Task prompt
Filter the data for lines with the word "JSON", then copy every line so identified.

Extracted material
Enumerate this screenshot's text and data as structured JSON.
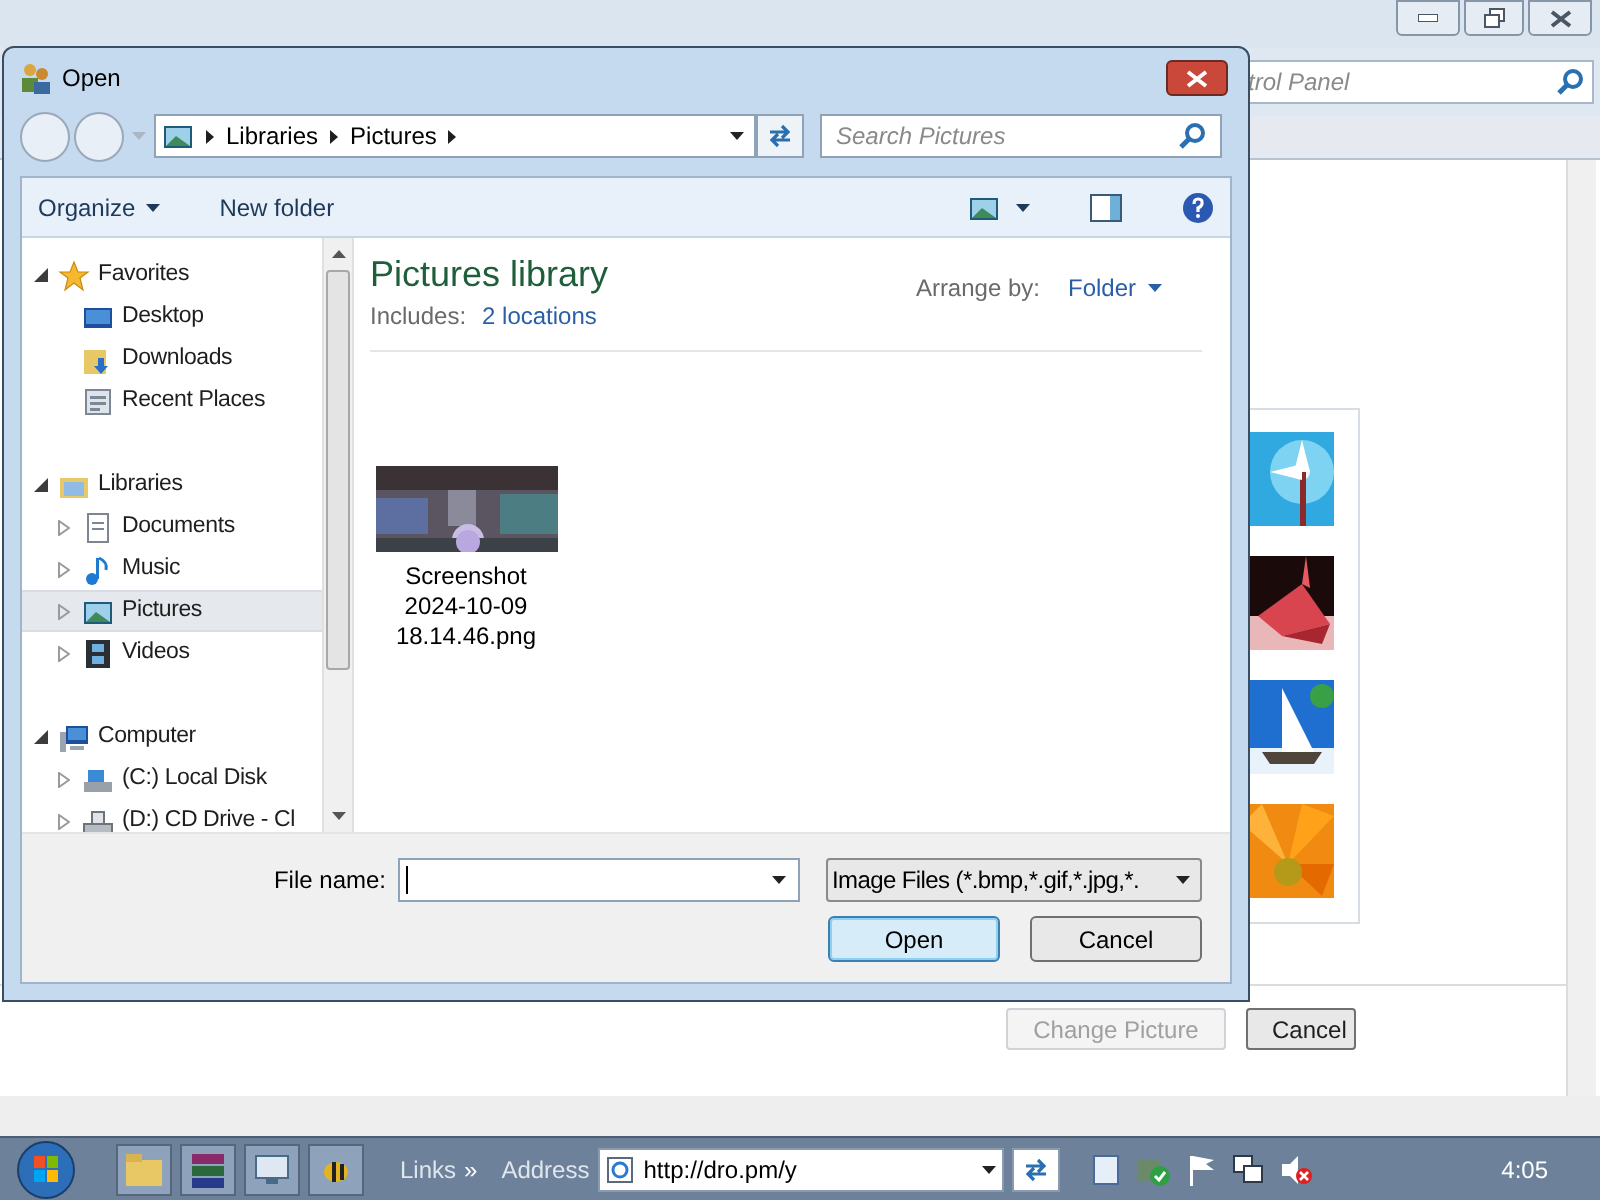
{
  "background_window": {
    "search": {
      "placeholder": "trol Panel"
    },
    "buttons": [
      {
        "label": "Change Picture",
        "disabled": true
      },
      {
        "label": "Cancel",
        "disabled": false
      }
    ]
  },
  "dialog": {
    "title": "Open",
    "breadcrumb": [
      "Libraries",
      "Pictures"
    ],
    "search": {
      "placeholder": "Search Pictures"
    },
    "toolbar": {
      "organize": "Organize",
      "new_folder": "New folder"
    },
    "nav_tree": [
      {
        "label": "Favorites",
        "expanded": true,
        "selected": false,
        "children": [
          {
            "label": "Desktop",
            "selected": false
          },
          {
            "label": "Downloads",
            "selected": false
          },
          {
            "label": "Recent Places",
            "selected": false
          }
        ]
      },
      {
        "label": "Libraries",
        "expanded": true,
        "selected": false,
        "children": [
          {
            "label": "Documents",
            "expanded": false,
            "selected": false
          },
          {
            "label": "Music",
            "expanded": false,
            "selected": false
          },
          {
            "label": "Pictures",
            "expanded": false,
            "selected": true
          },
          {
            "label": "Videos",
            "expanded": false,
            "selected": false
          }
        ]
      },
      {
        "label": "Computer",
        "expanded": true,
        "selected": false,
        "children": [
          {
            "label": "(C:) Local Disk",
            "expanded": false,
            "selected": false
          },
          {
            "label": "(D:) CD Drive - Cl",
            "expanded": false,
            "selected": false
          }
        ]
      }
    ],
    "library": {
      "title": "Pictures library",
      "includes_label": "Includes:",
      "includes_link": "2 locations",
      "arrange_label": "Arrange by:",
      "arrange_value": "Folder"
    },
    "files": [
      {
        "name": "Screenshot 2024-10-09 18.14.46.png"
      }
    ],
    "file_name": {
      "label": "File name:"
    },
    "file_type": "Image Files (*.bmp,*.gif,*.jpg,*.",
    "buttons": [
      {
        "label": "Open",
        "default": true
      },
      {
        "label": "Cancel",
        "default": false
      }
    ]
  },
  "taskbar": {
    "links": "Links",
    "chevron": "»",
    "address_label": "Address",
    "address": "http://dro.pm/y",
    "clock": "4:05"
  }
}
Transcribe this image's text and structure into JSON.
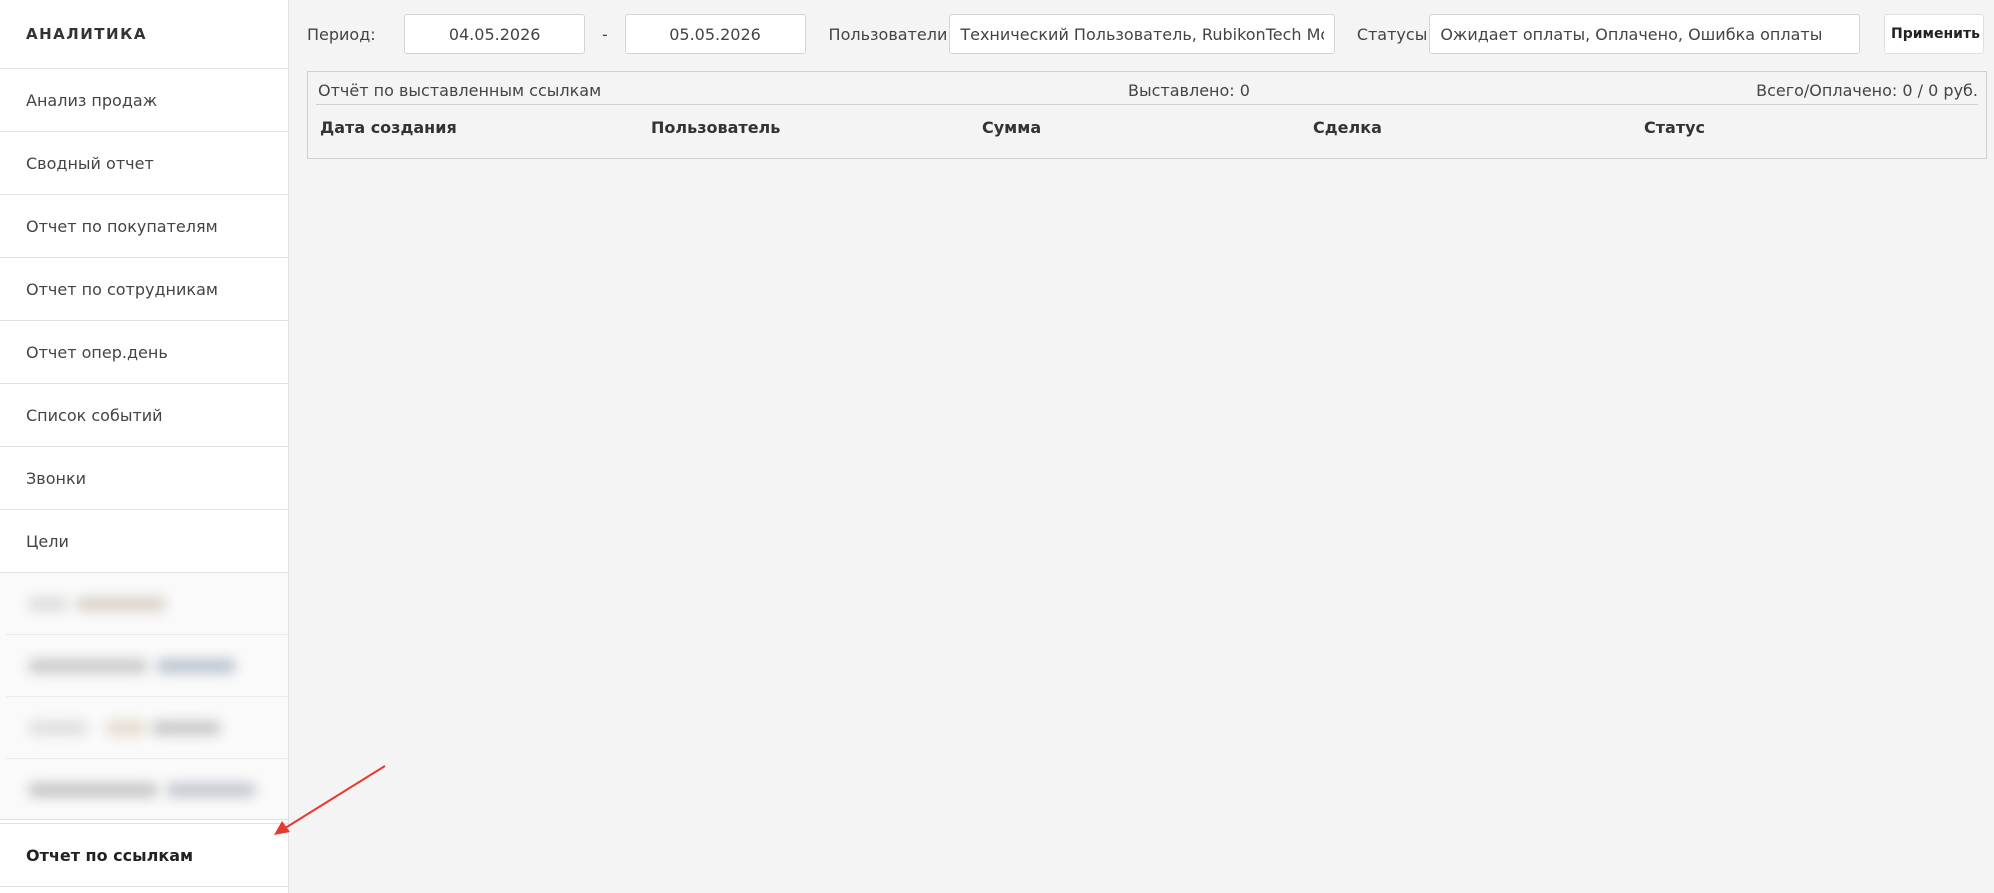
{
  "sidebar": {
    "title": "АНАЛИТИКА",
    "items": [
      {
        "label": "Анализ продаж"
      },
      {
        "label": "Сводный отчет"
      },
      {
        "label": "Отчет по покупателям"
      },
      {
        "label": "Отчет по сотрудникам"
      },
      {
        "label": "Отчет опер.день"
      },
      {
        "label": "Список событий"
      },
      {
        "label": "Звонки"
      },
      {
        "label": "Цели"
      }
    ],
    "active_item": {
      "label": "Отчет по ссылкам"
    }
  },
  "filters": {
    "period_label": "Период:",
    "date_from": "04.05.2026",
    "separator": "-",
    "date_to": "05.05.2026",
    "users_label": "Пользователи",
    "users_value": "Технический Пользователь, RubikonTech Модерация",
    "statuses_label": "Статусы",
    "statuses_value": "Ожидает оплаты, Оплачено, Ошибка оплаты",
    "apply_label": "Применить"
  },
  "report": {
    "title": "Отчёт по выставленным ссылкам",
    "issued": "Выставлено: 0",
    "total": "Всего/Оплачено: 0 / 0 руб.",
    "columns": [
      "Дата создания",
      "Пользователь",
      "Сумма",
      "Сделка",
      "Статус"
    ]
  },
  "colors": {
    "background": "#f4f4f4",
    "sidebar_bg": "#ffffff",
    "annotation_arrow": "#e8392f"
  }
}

---

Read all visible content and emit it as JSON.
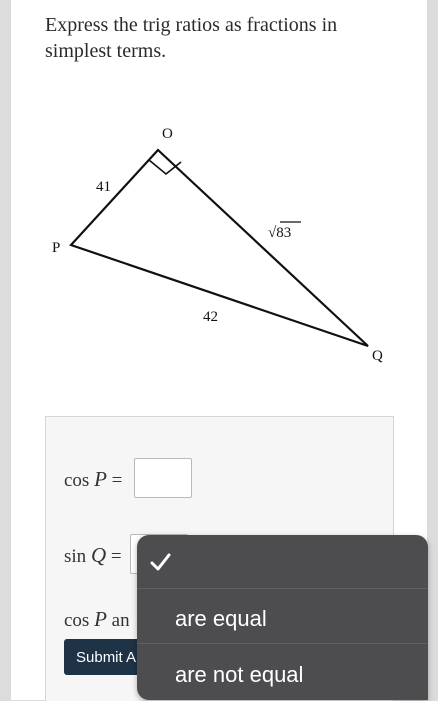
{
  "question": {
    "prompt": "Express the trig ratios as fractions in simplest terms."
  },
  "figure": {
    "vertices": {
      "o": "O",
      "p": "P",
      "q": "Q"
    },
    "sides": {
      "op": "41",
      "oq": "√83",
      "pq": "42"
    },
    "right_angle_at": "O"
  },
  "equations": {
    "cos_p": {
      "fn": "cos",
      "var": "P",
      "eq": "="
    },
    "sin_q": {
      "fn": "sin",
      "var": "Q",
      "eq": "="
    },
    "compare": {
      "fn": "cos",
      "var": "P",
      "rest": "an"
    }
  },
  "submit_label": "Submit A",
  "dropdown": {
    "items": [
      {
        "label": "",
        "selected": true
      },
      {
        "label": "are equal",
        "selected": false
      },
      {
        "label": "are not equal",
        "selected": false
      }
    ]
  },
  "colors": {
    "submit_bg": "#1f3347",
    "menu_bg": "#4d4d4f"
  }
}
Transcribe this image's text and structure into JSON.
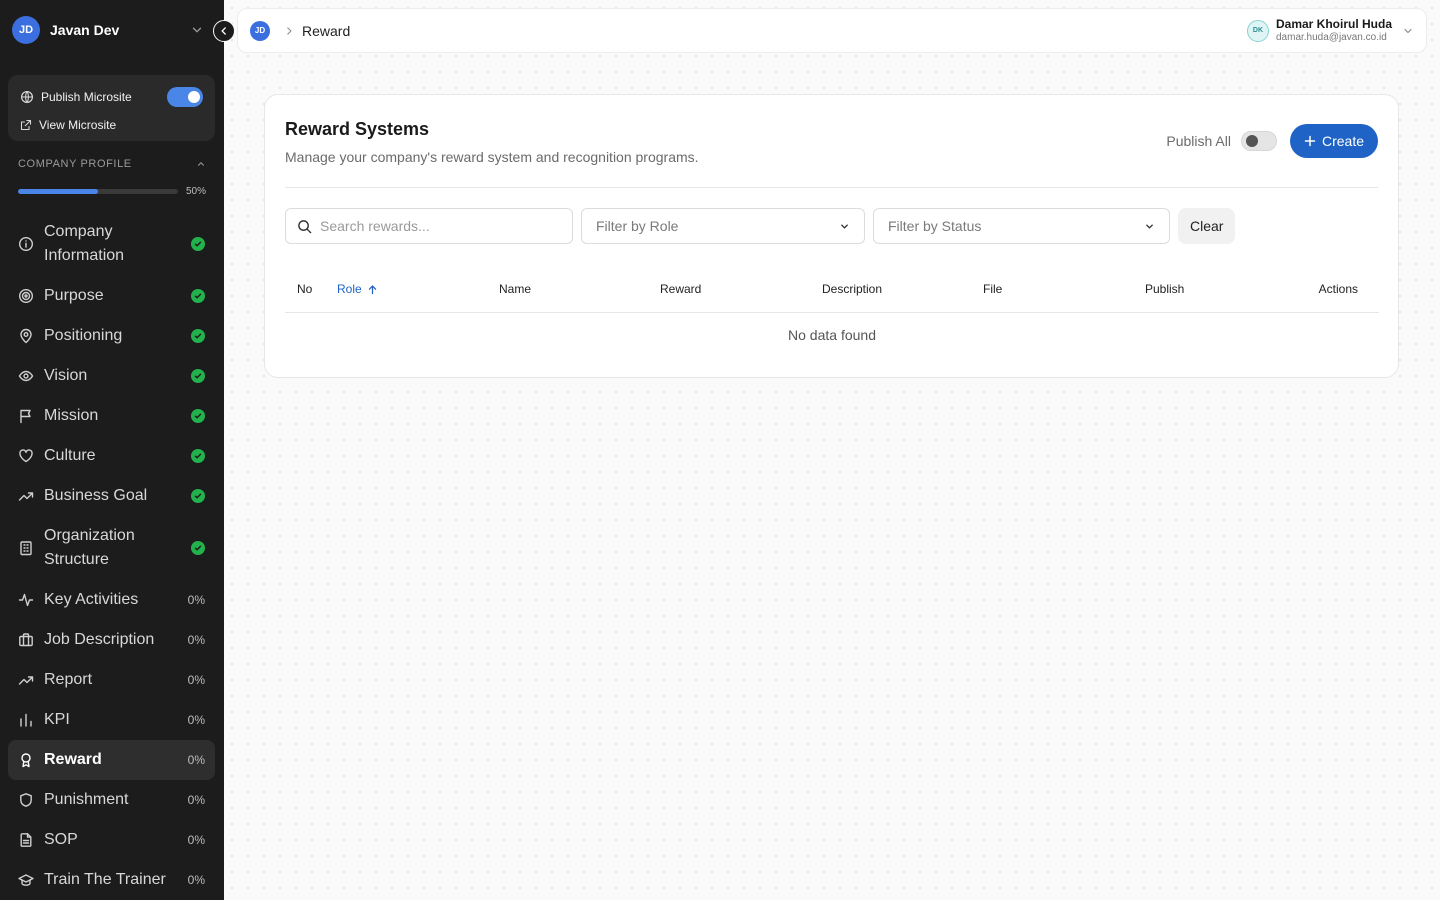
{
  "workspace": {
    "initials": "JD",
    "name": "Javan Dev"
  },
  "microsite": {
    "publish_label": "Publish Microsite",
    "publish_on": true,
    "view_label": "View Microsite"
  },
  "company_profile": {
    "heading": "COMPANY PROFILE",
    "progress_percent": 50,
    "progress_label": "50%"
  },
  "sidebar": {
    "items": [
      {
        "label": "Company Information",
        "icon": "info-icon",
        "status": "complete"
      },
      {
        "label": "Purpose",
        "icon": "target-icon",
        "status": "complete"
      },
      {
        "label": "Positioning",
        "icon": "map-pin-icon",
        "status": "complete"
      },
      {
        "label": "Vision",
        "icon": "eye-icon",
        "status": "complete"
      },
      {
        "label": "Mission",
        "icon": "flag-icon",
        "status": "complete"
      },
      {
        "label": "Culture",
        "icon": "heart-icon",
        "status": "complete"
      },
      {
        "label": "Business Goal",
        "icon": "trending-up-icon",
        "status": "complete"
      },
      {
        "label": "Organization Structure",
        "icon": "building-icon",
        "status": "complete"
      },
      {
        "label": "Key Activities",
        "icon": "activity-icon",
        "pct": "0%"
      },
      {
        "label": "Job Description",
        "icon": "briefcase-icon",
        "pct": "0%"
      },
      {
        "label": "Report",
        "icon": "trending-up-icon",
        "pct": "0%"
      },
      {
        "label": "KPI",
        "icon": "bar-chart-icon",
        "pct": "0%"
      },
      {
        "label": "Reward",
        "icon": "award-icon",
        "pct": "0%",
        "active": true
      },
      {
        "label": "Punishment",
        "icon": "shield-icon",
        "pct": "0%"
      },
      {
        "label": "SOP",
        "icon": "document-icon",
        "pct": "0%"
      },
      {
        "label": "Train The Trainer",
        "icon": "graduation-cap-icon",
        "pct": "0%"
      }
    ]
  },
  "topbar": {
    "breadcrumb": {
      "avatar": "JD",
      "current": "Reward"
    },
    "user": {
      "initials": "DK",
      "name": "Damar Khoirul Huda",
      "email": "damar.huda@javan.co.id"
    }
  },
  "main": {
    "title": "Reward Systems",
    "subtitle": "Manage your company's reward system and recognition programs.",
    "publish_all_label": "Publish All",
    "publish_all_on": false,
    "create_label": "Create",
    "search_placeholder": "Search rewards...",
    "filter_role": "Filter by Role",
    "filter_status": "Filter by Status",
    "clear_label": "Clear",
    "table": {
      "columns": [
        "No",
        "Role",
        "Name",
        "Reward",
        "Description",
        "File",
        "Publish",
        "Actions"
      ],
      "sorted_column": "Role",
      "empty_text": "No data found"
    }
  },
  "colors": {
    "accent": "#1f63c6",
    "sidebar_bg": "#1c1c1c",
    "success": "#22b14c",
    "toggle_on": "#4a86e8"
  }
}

The solution
Enumerate this screenshot's text and data as structured JSON.
Transcribe this image's text and structure into JSON.
Read all visible content and emit it as JSON.
Transcribe this image's text and structure into JSON.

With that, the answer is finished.